Exercise prompt: List each line of the data that holds the word "Latin".

Dataset excerpts:
────────
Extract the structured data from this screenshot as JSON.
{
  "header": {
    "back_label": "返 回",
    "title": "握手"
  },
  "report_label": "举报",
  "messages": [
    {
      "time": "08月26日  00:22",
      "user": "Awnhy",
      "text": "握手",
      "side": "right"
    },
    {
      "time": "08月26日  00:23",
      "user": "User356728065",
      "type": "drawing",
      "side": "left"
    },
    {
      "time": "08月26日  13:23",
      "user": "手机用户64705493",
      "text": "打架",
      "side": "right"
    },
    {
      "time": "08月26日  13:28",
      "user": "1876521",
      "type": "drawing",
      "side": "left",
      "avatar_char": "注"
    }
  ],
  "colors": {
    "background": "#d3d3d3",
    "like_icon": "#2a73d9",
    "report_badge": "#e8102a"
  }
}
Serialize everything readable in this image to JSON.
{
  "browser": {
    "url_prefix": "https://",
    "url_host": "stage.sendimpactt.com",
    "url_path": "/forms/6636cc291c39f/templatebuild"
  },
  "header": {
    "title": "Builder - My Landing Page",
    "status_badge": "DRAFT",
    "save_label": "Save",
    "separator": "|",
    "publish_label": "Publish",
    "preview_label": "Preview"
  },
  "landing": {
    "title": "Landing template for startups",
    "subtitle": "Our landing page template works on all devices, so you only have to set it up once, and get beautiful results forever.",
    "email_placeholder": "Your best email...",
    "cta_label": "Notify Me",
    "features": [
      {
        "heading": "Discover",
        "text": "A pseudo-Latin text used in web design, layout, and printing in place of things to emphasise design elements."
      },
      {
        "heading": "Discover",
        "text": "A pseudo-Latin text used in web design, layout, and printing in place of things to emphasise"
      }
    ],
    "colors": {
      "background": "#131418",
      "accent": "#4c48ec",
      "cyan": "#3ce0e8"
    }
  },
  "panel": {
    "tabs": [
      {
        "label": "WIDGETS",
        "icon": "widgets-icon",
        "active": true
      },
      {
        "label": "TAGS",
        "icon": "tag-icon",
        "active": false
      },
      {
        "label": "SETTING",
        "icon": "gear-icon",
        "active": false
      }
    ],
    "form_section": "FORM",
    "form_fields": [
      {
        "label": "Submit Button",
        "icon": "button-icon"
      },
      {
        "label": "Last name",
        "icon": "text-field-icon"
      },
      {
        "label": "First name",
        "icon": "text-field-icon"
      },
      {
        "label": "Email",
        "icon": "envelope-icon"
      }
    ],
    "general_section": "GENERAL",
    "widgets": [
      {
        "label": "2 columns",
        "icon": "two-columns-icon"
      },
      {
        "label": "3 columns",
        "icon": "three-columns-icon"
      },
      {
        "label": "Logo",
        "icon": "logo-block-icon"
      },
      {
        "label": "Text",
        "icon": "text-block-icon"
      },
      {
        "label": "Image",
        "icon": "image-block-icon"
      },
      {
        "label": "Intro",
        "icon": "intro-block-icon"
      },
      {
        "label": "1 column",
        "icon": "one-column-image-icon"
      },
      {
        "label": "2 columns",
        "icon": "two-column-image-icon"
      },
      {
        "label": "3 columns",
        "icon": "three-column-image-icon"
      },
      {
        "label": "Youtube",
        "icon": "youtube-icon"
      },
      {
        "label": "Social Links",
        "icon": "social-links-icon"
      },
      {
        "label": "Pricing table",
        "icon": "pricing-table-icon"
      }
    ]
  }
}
────────
The completed task:
        "text": "A pseudo-Latin text used in web design, layout, and printing in place of things to emphasise design elements."
        "text": "A pseudo-Latin text used in web design, layout, and printing in place of things to emphasise"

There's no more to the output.